### Soal Latihan 1:
Tuliskan ulang baris-baris daftar di bawah ini tanpa diubah, mulai dari baris pertama daftar sampai baris yang memuat "373, 253, 399]", kedua baris ujung itu ikut disertakan.

### Teks yang Diberikan:
--------------------------------------------------

Hujan dan Senja yang Bila Tanpanya Tiada Guna

ilustrasi

Oleh: Jumardi Putra*

Hutan senang bila kau menjelajahinya dengan kaki telanjang. Begitu juga pepohonan riang tak kepalang melihat rambut panjangmu terurai disaksikan riuh dedaunan. Bersamaan rinai hujan, angin meliuk-liuk tak tergapai mengabadikan sepotong bibirmu yang piawai merapalkan tembang rindu dalam balutan kenangan.


**

Hujan bukan perlambangan dari kesedihan mahapanjang. Samasekali bukan. Hujan adalah bahasa paling purba tentang kesemestian mengasihi. Ia hadir tidak lantas menggantikan senja maupun malam yang disertai purnama. Hujan, sebagaimana takdirnya jatuh berkali-kali, dan tidak pernah mengeluh karenanya.


**

Tetiba aku ingat sajak Sapardi Djoko Damono berjudul Hujan Bulan Juni. Sajak yang benar-benar memikat. Sajak yang berhasil memungut saripati ketabahan, kebijaksanaan, kearifan, dan puncaknya cinta yang melampaui konvensi.

--------------------------------------------------

### Soal Latihan 2:
Jawab pertanyaan berikut berdasarkan teks tentang hujan dan senja:
(a) Apa judul sajak Sapardi Djoko Damono yang disebut dalam teks?
(b) Menurut teks, hujan bukan perlambangan dari apa?
(c) Hutan senang bila dijelajahi dengan cara apa?

--------------------------------------------------

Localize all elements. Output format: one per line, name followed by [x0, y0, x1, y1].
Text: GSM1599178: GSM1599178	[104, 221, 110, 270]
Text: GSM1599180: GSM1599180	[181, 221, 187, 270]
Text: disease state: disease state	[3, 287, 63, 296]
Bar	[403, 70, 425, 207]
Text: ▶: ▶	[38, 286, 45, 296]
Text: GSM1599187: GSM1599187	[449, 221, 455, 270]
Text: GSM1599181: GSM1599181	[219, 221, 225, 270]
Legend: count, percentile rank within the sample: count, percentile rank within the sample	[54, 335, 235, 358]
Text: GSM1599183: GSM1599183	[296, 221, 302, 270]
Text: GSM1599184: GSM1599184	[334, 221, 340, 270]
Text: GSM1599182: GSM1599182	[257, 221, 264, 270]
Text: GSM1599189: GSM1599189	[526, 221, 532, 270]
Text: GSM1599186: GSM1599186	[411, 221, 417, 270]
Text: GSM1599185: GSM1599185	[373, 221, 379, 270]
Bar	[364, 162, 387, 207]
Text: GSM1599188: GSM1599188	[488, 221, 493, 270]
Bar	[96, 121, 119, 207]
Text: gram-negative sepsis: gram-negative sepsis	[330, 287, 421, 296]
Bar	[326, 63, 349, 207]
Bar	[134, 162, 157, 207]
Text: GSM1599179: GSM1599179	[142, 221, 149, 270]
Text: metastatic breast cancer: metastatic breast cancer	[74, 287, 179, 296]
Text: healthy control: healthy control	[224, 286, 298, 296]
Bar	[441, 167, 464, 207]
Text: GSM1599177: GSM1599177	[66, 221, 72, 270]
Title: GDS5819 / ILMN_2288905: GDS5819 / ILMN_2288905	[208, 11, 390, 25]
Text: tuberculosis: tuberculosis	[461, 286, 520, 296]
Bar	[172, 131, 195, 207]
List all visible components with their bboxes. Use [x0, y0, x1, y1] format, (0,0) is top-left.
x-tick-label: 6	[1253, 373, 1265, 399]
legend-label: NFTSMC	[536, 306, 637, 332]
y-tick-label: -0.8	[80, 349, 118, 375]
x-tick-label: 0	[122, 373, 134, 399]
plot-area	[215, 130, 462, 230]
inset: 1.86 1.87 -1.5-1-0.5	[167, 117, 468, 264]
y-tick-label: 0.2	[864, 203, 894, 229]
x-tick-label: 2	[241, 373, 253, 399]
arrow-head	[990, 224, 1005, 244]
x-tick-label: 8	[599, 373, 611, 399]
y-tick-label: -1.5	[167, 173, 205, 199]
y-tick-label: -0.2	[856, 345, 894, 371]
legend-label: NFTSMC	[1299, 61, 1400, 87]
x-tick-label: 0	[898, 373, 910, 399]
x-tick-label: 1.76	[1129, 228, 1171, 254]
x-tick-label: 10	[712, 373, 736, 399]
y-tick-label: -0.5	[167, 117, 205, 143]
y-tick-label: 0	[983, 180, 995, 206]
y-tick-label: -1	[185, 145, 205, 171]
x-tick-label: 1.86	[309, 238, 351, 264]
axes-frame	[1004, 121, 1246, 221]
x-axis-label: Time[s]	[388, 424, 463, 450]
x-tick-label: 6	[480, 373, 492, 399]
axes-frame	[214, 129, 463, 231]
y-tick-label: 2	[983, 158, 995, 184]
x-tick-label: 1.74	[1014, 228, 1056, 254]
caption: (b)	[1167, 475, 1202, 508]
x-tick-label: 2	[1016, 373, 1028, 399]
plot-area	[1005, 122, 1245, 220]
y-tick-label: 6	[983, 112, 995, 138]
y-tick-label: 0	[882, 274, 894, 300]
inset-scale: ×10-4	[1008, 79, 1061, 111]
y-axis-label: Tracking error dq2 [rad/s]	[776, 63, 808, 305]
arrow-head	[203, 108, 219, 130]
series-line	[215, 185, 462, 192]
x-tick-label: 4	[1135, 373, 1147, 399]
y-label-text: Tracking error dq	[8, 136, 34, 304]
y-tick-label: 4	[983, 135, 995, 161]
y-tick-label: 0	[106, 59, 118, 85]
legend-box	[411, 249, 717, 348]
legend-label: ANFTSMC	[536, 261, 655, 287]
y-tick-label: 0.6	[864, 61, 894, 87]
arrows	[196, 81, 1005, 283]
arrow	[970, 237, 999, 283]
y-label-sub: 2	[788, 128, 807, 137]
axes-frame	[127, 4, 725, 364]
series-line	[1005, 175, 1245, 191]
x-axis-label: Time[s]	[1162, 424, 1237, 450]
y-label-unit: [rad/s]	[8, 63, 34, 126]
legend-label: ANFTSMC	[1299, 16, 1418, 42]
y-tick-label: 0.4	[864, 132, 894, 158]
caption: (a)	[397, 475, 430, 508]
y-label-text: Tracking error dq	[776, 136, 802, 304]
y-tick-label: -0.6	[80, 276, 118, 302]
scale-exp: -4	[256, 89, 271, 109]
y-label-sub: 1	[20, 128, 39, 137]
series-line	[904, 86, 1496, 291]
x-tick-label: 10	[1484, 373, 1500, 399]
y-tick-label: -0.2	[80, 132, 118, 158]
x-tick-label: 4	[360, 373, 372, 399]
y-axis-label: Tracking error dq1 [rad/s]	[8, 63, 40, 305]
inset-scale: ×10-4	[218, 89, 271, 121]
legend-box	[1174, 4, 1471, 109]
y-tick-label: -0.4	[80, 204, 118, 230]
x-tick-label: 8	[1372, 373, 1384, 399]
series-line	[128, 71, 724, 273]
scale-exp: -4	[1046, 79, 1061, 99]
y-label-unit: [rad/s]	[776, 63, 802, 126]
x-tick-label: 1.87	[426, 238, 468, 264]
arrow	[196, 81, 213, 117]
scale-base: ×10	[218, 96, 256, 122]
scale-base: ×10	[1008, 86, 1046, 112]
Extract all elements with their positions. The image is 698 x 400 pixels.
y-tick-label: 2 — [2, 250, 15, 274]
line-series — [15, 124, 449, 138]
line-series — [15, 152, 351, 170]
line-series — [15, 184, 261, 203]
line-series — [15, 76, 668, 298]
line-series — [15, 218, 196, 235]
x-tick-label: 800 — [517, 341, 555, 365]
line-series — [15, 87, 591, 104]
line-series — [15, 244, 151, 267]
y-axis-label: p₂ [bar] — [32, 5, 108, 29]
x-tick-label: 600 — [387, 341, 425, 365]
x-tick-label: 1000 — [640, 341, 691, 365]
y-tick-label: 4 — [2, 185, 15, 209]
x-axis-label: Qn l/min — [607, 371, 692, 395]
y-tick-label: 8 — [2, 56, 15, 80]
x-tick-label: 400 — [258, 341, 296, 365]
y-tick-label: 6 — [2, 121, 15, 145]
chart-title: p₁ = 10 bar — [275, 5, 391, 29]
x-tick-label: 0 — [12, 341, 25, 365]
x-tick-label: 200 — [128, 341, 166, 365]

--------------------------------------------------

### Jawaban Latihan 1:
Localize all elements. Output format: one per line, name followed by [x0, y0, x1, y1].
Text: GSM1599178: GSM1599178	[104, 221, 110, 270]
Text: GSM1599180: GSM1599180	[181, 221, 187, 270]
Text: disease state: disease state	[3, 287, 63, 296]
Bar	[403, 70, 425, 207]
Text: ▶: ▶	[38, 286, 45, 296]
Text: GSM1599187: GSM1599187	[449, 221, 455, 270]
Text: GSM1599181: GSM1599181	[219, 221, 225, 270]
Legend: count, percentile rank within the sample: count, percentile rank within the sample	[54, 335, 235, 358]
Text: GSM1599183: GSM1599183	[296, 221, 302, 270]
Text: GSM1599184: GSM1599184	[334, 221, 340, 270]
Text: GSM1599182: GSM1599182	[257, 221, 264, 270]
Text: GSM1599189: GSM1599189	[526, 221, 532, 270]
Text: GSM1599186: GSM1599186	[411, 221, 417, 270]
Text: GSM1599185: GSM1599185	[373, 221, 379, 270]
Bar	[364, 162, 387, 207]
Text: GSM1599188: GSM1599188	[488, 221, 493, 270]
Bar	[96, 121, 119, 207]
Text: gram-negative sepsis: gram-negative sepsis	[330, 287, 421, 296]
Bar	[326, 63, 349, 207]
Bar	[134, 162, 157, 207]
Text: GSM1599179: GSM1599179	[142, 221, 149, 270]
Text: metastatic breast cancer: metastatic breast cancer	[74, 287, 179, 296]
Text: healthy control: healthy control	[224, 286, 298, 296]
Bar	[441, 167, 464, 207]
Text: GSM1599177: GSM1599177	[66, 221, 72, 270]
Title: GDS5819 / ILMN_2288905: GDS5819 / ILMN_2288905	[208, 11, 390, 25]
Text: tuberculosis: tuberculosis	[461, 286, 520, 296]
Bar	[172, 131, 195, 207]
List all visible components with their bboxes. Use [x0, y0, x1, y1] format, (0,0) is top-left.
x-tick-label: 6	[1253, 373, 1265, 399]
legend-label: NFTSMC	[536, 306, 637, 332]
y-tick-label: -0.8	[80, 349, 118, 375]
x-tick-label: 0	[122, 373, 134, 399]
plot-area	[215, 130, 462, 230]
inset: 1.86 1.87 -1.5-1-0.5	[167, 117, 468, 264]
y-tick-label: 0.2	[864, 203, 894, 229]
x-tick-label: 2	[241, 373, 253, 399]

### Jawaban Latihan 2:
(a) Hujan Bulan Juni
(b) Kesedihan mahapanjang
(c) Dengan kaki telanjang